-- What is expected --
Records follow. Pull out every line that contains "color".

Data tied to figure images:
>>

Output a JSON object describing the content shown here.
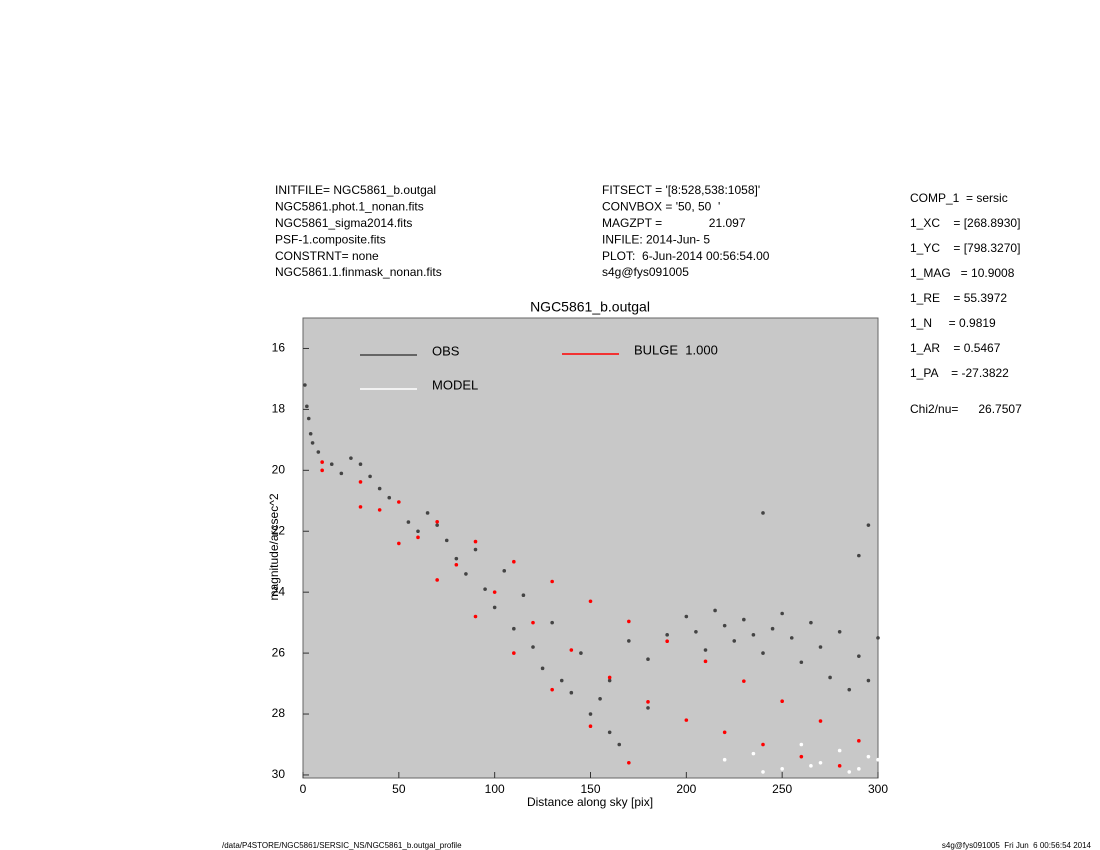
{
  "header": {
    "left": [
      "INITFILE= NGC5861_b.outgal",
      "NGC5861.phot.1_nonan.fits",
      "NGC5861_sigma2014.fits",
      "PSF-1.composite.fits",
      "CONSTRNT= none",
      "NGC5861.1.finmask_nonan.fits"
    ],
    "middle": [
      "FITSECT = '[8:528,538:1058]'",
      "CONVBOX = '50, 50  '",
      "MAGZPT =              21.097",
      "INFILE: 2014-Jun- 5",
      "PLOT:  6-Jun-2014 00:56:54.00",
      "s4g@fys091005"
    ],
    "right": [
      "COMP_1  = sersic",
      "1_XC    = [268.8930]",
      "1_YC    = [798.3270]",
      "1_MAG   = 10.9008",
      "1_RE    = 55.3972",
      "1_N     = 0.9819",
      "1_AR    = 0.5467",
      "1_PA    = -27.3822",
      "Chi2/nu=      26.7507"
    ]
  },
  "footer": {
    "left": "/data/P4STORE/NGC5861/SERSIC_NS/NGC5861_b.outgal_profile",
    "right": "s4g@fys091005  Fri Jun  6 00:56:54 2014"
  },
  "chart_data": {
    "type": "scatter",
    "title": "NGC5861_b.outgal",
    "x_label": "Distance along sky [pix]",
    "y_label": "magnitude/arcsec^2",
    "xlim": [
      0,
      300
    ],
    "xticks": [
      0,
      50,
      100,
      150,
      200,
      250,
      300
    ],
    "ylim": [
      15,
      30.1
    ],
    "yticks": [
      16,
      18,
      20,
      22,
      24,
      26,
      28,
      30
    ],
    "y_inverted": true,
    "background": "#c8c8c8",
    "series": [
      {
        "name": "OBS",
        "color": "#444444",
        "x": [
          1,
          2,
          3,
          4,
          5,
          8,
          15,
          20,
          25,
          30,
          35,
          40,
          45,
          55,
          60,
          65,
          70,
          75,
          80,
          85,
          90,
          95,
          100,
          105,
          110,
          115,
          120,
          125,
          130,
          135,
          140,
          145,
          150,
          155,
          160,
          165,
          170,
          180,
          190,
          200,
          205,
          210,
          215,
          220,
          225,
          230,
          235,
          240,
          245,
          250,
          255,
          260,
          265,
          270,
          275,
          280,
          285,
          290,
          295,
          300,
          240,
          290,
          295,
          160,
          180
        ],
        "y": [
          17.2,
          17.9,
          18.3,
          18.8,
          19.1,
          19.4,
          19.8,
          20.1,
          19.6,
          19.8,
          20.2,
          20.6,
          20.9,
          21.7,
          22.0,
          21.4,
          21.8,
          22.3,
          22.9,
          23.4,
          22.6,
          23.9,
          24.5,
          23.3,
          25.2,
          24.1,
          25.8,
          26.5,
          25.0,
          26.9,
          27.3,
          26.0,
          28.0,
          27.5,
          28.6,
          29.0,
          25.6,
          26.2,
          25.4,
          24.8,
          25.3,
          25.9,
          24.6,
          25.1,
          25.6,
          24.9,
          25.4,
          26.0,
          25.2,
          24.7,
          25.5,
          26.3,
          25.0,
          25.8,
          26.8,
          25.3,
          27.2,
          26.1,
          26.9,
          25.5,
          21.4,
          22.8,
          21.8,
          26.9,
          27.8
        ]
      },
      {
        "name": "BULGE  1.000",
        "color": "#ff0000",
        "x": [
          10,
          30,
          50,
          70,
          90,
          110,
          130,
          150,
          170,
          190,
          210,
          230,
          250,
          270,
          290,
          10,
          30,
          50,
          70,
          90,
          110,
          130,
          150,
          170,
          40,
          60,
          80,
          100,
          120,
          140,
          160,
          180,
          200,
          220,
          240,
          260,
          280
        ],
        "y": [
          19.73,
          20.38,
          21.04,
          21.69,
          22.34,
          23.0,
          23.65,
          24.3,
          24.96,
          25.61,
          26.27,
          26.92,
          27.58,
          28.23,
          28.88,
          20.0,
          21.2,
          22.4,
          23.6,
          24.8,
          26.0,
          27.2,
          28.4,
          29.6,
          21.3,
          22.2,
          23.1,
          24.0,
          25.0,
          25.9,
          26.8,
          27.6,
          28.2,
          28.6,
          29.0,
          29.4,
          29.7
        ]
      },
      {
        "name": "MODEL",
        "color": "#ffffff",
        "x": [
          220,
          235,
          250,
          260,
          270,
          280,
          290,
          295,
          240,
          265,
          285,
          300
        ],
        "y": [
          29.5,
          29.3,
          29.8,
          29.0,
          29.6,
          29.2,
          29.8,
          29.4,
          29.9,
          29.7,
          29.9,
          29.5
        ]
      }
    ]
  }
}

<<

-- Solution --
        "color": "#444444",
        "color": "#ff0000",
        "color": "#ffffff",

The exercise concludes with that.